Copy out each line of the data that holds the word "fruit".
________________________________________
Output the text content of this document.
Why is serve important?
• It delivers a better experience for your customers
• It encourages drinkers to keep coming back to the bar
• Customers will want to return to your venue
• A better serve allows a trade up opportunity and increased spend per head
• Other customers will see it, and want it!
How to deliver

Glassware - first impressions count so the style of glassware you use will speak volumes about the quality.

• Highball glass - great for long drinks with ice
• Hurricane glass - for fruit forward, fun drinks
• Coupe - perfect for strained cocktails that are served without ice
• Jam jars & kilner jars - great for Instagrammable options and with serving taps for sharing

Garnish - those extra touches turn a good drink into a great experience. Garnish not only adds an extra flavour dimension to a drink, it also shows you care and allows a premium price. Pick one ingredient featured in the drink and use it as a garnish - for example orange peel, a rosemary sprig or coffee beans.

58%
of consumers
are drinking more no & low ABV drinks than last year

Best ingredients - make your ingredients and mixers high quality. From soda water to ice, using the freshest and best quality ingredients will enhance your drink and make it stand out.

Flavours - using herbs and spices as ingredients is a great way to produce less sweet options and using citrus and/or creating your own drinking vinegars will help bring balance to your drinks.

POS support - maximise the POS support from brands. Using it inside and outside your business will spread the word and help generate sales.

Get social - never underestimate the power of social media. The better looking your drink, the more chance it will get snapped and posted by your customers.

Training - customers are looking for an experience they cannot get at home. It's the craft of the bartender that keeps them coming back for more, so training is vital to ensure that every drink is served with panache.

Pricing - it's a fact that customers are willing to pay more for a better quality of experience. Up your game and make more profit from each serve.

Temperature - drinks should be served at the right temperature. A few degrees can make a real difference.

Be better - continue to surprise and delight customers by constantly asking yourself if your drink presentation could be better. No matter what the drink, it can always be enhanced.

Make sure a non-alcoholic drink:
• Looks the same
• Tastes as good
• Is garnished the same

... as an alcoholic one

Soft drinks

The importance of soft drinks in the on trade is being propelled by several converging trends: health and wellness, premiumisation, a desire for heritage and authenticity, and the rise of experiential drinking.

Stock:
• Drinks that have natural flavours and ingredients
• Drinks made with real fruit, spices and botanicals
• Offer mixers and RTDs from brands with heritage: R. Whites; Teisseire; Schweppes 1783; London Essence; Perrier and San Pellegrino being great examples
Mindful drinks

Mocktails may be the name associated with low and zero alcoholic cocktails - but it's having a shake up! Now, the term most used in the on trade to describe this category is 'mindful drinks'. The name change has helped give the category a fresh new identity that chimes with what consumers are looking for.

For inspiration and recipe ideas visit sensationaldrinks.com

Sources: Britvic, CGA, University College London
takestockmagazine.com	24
________________________________________
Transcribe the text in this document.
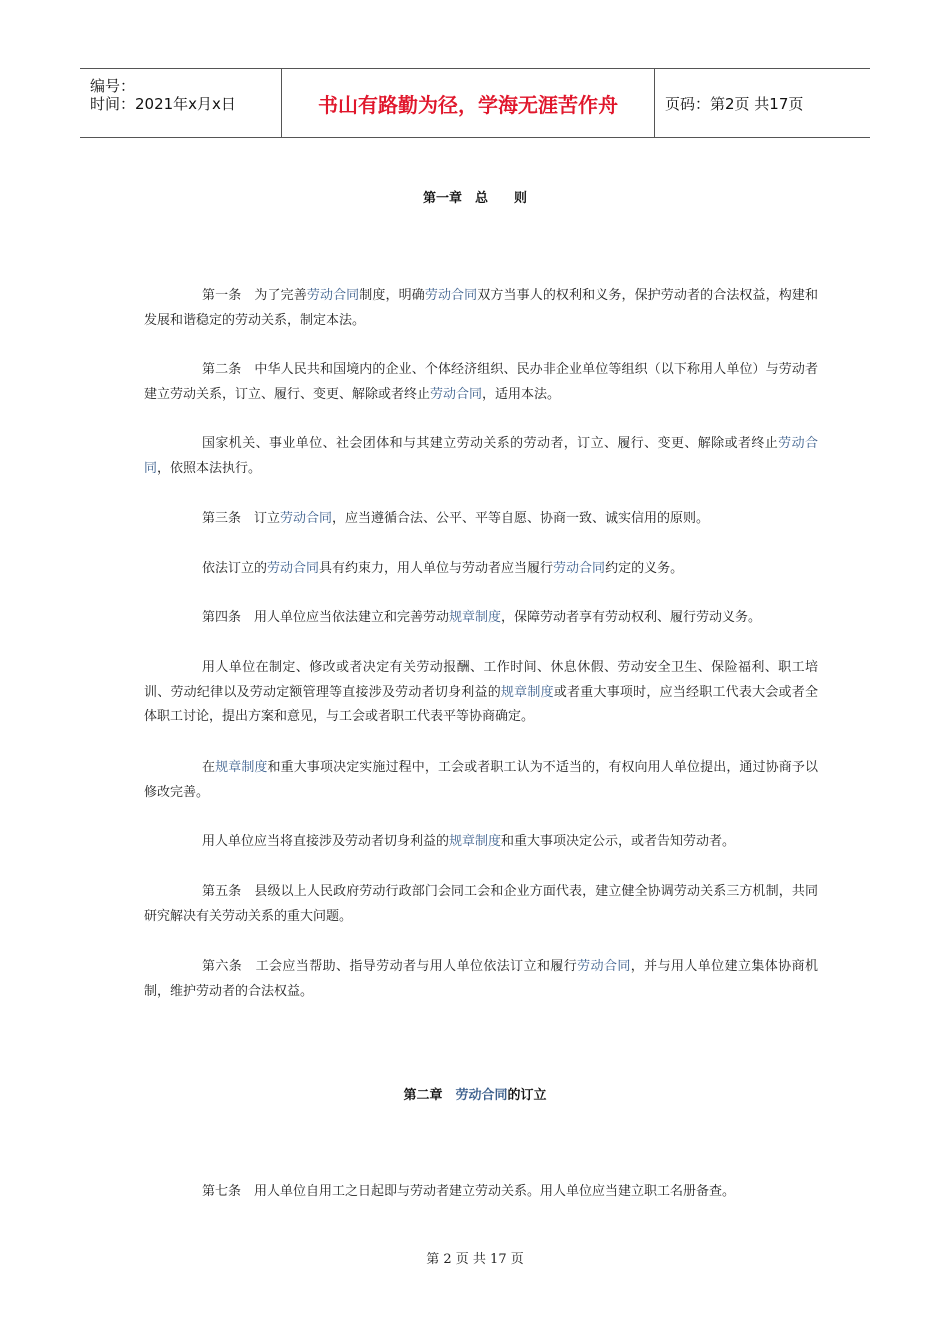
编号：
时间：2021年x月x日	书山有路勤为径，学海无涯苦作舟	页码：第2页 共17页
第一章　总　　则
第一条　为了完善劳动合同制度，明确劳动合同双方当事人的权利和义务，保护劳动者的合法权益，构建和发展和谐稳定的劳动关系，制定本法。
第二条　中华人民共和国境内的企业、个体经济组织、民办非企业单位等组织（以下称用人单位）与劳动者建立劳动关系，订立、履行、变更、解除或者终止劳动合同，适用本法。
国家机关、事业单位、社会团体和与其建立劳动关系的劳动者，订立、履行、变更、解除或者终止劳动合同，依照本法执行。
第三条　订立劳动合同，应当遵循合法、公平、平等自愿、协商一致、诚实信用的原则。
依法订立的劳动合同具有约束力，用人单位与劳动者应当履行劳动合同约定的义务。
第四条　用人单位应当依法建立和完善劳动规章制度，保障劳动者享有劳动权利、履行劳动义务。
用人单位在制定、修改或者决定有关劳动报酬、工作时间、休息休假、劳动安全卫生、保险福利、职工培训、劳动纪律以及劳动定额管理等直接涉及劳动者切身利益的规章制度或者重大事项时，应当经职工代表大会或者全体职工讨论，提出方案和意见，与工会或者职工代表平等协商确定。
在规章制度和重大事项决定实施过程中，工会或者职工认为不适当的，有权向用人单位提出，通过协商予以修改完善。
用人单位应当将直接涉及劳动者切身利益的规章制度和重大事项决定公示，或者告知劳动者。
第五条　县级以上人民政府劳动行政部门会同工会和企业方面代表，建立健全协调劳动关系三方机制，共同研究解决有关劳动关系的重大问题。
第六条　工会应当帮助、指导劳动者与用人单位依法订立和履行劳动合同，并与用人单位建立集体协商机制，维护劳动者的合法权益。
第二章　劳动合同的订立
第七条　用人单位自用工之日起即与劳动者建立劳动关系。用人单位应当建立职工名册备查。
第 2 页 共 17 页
________________________________________
◆ **Written answer**
• Hurricane glass - for fruit forward, fun drinks
• Drinks made with real fruit, spices and botanicals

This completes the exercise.